Given information:
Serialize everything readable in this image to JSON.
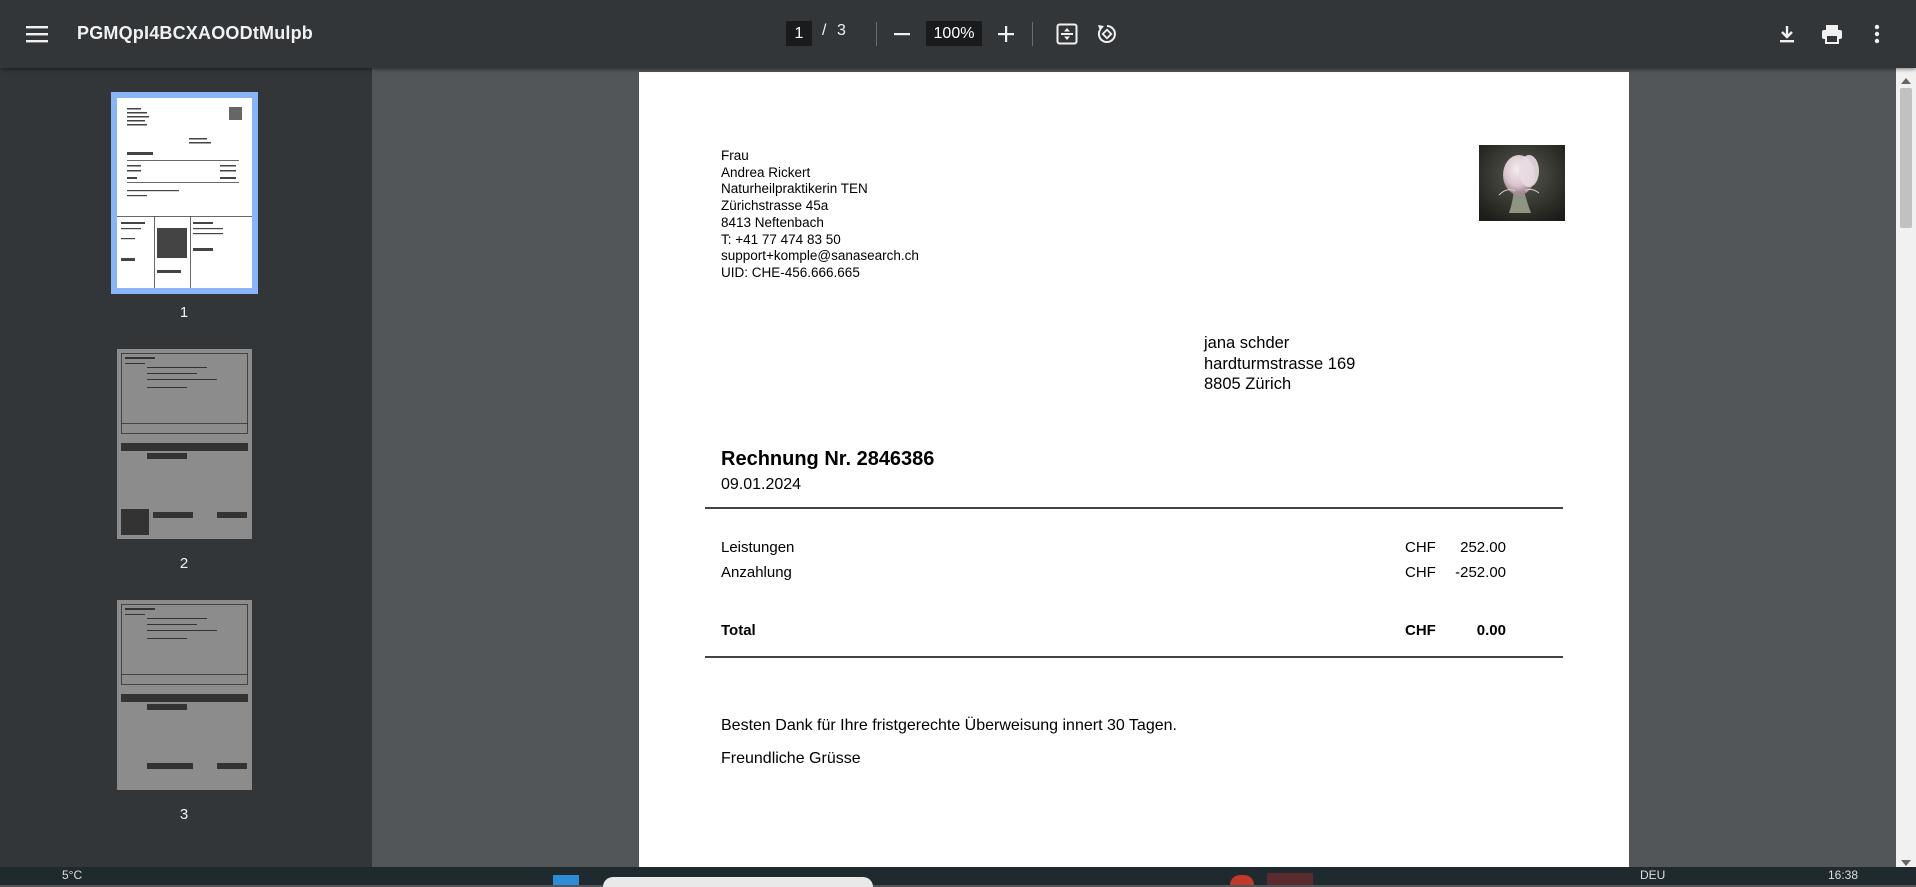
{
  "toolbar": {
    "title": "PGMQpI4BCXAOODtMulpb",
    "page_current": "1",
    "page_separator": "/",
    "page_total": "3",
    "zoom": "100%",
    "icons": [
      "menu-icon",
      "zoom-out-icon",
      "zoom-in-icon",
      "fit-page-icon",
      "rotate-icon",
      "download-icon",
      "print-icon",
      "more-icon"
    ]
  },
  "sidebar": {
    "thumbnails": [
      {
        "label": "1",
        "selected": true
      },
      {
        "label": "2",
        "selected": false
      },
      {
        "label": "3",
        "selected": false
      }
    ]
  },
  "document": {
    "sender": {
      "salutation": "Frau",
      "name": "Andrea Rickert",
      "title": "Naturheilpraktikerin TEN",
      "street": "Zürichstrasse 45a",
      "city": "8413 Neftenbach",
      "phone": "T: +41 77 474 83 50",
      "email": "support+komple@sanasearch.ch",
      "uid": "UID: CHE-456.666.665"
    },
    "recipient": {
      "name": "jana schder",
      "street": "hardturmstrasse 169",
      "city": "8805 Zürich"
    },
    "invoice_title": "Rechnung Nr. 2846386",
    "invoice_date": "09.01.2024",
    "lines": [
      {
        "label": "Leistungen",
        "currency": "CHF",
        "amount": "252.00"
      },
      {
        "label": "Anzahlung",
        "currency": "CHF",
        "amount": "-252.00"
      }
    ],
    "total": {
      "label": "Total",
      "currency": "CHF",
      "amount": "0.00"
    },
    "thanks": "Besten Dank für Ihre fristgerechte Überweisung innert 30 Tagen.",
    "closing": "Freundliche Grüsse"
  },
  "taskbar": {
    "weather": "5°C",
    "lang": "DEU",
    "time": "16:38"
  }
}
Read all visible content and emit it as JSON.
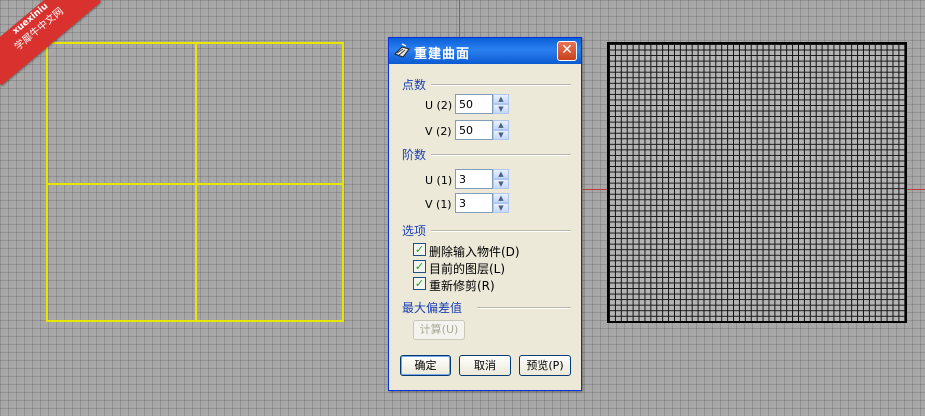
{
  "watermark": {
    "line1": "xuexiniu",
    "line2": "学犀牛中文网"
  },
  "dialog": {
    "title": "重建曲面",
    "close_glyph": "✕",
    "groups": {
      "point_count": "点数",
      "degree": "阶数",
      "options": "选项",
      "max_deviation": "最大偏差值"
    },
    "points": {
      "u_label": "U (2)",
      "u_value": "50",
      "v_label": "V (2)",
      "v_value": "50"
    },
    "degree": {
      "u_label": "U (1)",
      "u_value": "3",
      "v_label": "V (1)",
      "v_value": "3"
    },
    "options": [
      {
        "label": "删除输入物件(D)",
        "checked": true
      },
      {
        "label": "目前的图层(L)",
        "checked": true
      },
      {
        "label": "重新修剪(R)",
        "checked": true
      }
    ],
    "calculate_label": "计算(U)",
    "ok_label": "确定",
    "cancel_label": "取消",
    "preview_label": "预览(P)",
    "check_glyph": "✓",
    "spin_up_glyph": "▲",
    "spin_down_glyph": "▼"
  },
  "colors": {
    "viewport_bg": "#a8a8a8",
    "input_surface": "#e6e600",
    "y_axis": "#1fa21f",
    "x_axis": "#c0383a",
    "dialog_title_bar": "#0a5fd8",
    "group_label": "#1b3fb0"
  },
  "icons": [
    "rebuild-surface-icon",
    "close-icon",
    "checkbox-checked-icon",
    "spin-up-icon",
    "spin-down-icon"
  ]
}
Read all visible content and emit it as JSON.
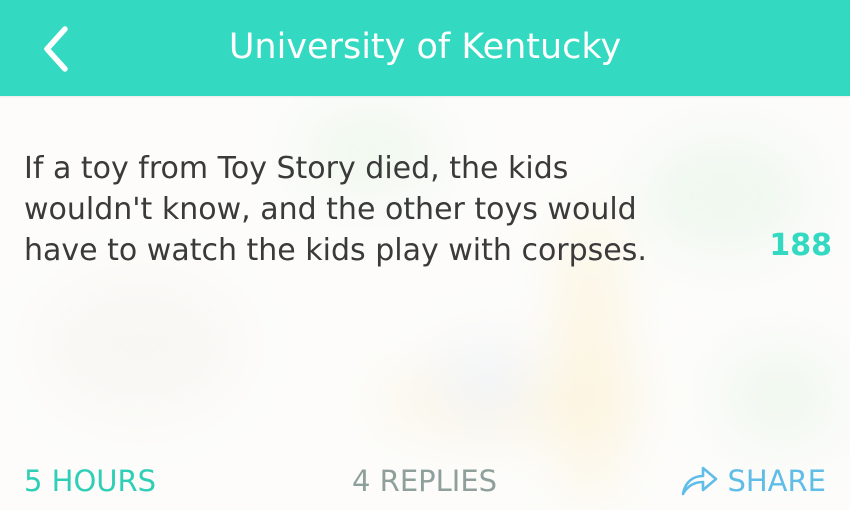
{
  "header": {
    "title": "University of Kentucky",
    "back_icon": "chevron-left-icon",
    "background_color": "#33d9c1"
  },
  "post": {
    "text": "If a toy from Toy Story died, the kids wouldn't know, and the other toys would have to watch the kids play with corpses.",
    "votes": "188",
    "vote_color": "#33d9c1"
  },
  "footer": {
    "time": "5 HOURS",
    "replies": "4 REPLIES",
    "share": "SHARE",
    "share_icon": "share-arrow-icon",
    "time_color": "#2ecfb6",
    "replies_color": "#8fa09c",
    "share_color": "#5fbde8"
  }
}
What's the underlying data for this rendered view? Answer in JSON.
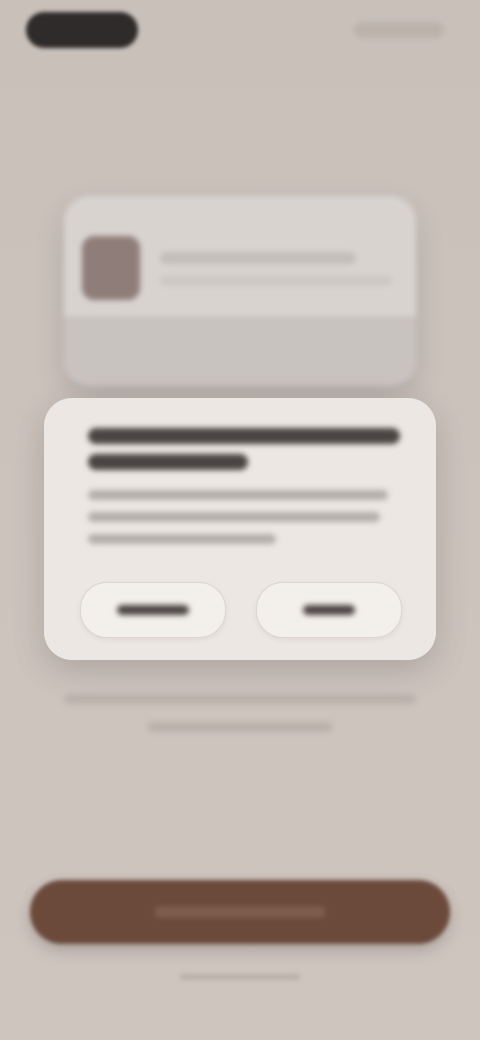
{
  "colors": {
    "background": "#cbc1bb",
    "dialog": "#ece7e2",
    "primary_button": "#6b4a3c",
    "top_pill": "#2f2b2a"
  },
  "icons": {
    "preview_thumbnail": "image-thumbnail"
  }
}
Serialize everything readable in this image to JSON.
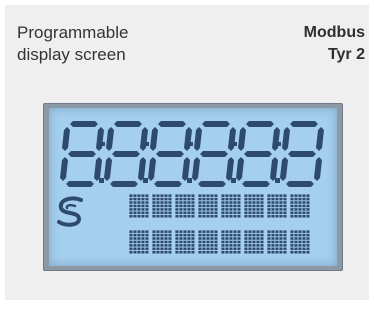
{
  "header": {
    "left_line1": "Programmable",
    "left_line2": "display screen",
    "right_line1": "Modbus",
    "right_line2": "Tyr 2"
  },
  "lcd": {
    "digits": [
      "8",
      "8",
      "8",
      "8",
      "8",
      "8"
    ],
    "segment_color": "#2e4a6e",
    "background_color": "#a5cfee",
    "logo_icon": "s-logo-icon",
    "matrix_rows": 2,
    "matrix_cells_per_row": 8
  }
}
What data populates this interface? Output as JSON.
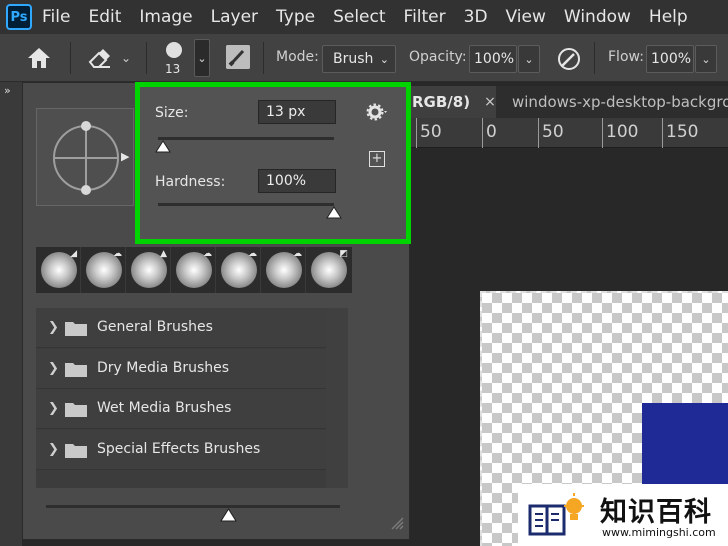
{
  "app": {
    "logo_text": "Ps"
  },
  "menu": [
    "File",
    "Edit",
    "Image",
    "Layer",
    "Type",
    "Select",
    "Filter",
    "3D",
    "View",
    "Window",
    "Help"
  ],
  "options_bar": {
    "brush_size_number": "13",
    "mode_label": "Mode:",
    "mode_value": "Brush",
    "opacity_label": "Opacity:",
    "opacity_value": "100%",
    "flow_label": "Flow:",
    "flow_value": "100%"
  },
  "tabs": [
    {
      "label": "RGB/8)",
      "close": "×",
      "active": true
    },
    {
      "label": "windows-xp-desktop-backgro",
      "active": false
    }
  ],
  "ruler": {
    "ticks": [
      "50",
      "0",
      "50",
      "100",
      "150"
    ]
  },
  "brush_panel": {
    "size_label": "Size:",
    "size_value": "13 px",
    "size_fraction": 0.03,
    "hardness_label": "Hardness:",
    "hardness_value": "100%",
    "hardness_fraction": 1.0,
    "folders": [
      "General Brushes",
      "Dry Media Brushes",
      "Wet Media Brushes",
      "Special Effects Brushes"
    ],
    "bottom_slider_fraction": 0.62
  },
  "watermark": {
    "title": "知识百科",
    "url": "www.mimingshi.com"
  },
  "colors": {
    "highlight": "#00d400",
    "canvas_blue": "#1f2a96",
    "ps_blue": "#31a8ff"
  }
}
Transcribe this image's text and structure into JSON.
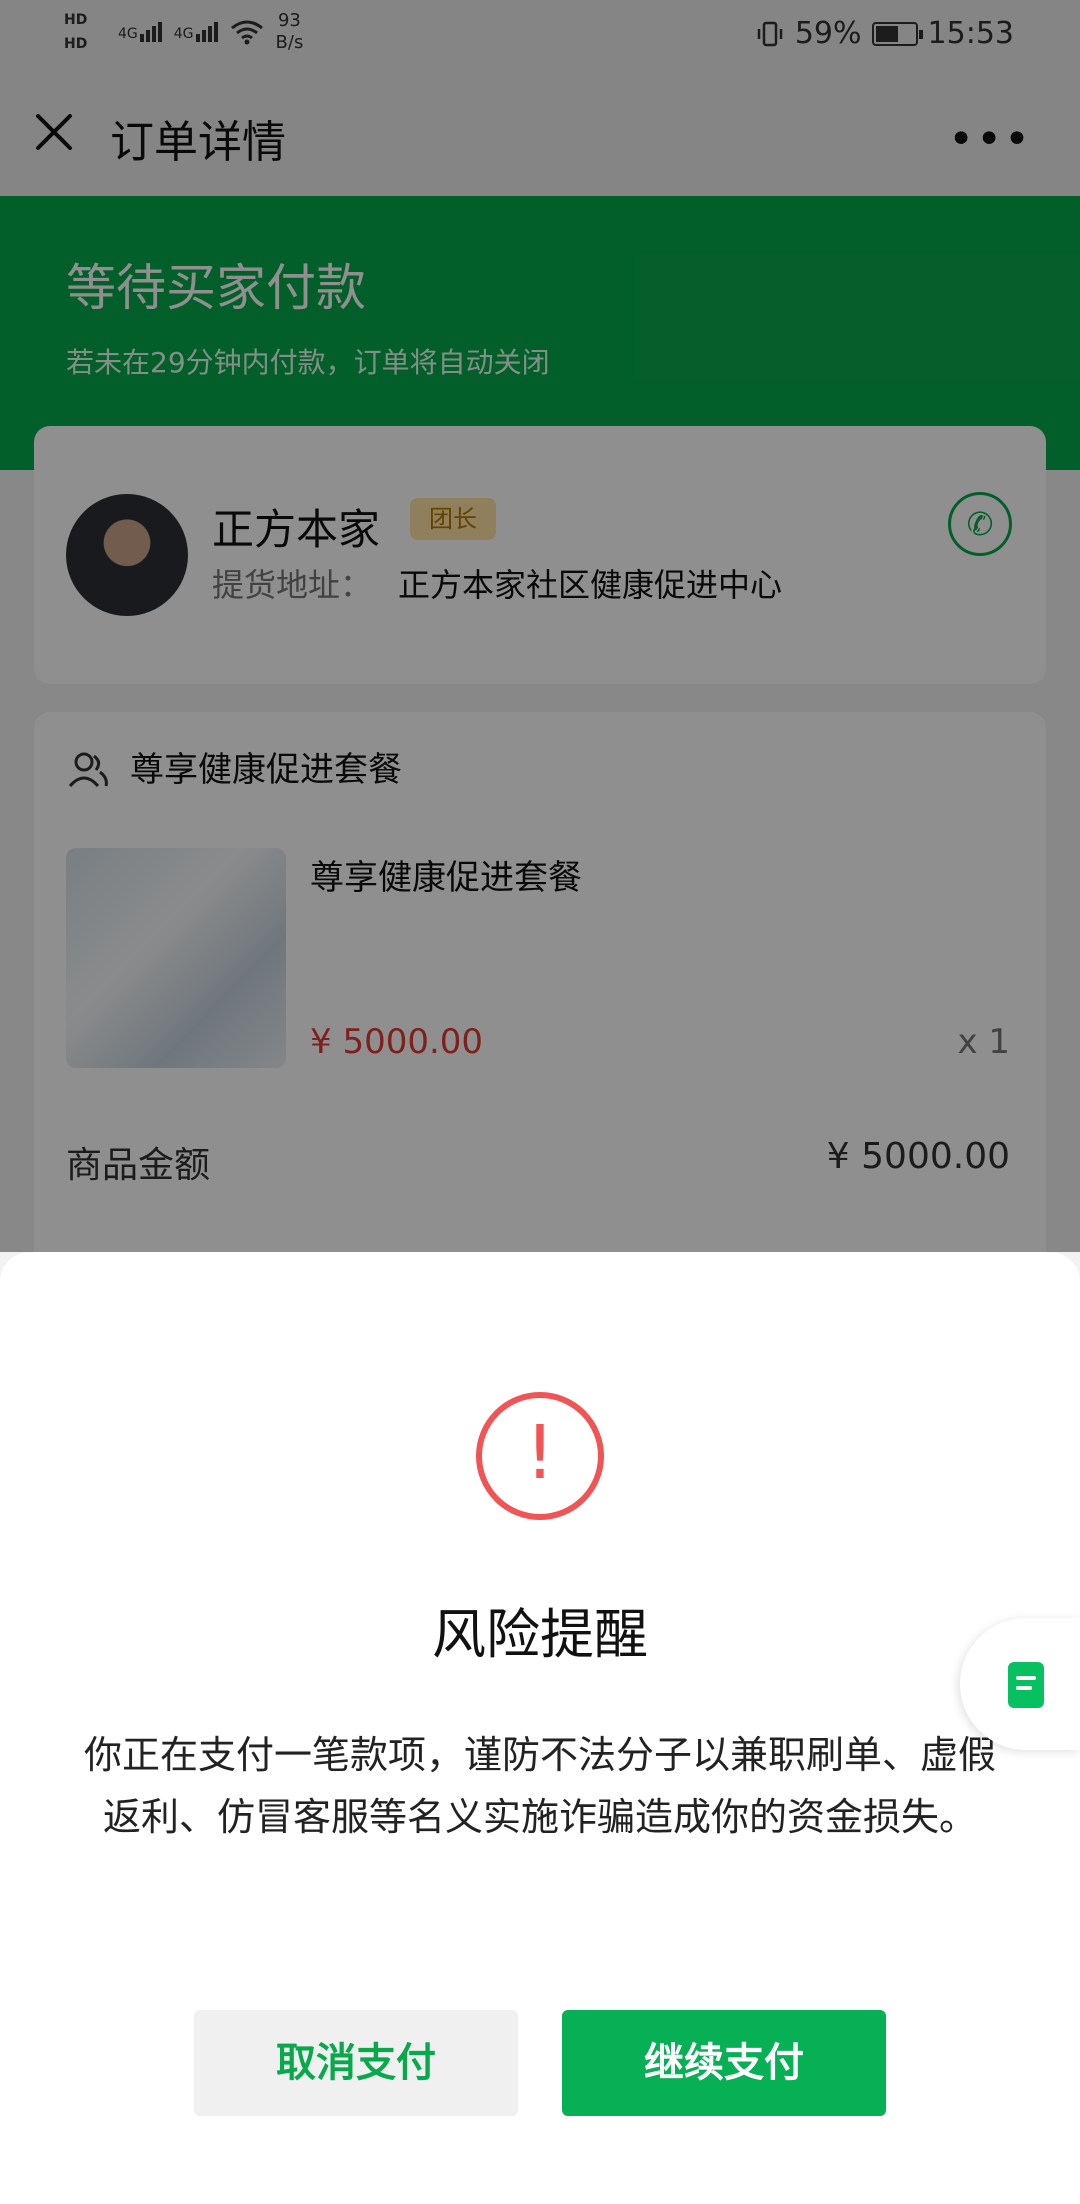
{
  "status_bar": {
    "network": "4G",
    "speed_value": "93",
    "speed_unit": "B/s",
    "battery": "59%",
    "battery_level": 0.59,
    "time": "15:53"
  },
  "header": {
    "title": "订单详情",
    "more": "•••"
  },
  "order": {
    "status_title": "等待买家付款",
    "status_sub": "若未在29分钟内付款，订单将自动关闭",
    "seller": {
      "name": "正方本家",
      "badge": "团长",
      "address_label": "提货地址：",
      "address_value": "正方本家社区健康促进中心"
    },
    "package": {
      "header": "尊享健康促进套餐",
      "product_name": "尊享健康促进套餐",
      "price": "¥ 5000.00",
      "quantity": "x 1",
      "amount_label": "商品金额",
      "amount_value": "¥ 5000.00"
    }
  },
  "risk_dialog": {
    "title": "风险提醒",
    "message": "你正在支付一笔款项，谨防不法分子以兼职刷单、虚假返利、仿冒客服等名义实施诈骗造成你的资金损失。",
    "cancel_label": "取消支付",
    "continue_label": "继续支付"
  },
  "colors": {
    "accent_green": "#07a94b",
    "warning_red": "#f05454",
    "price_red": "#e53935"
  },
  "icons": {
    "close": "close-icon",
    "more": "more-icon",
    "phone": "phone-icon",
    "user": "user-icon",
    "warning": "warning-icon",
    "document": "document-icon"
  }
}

Your objective: Pick out all lines containing the string "phone".

Complete answer:
      "phone": "T: +41 77 474 83 50",
    "phone": "phone-icon",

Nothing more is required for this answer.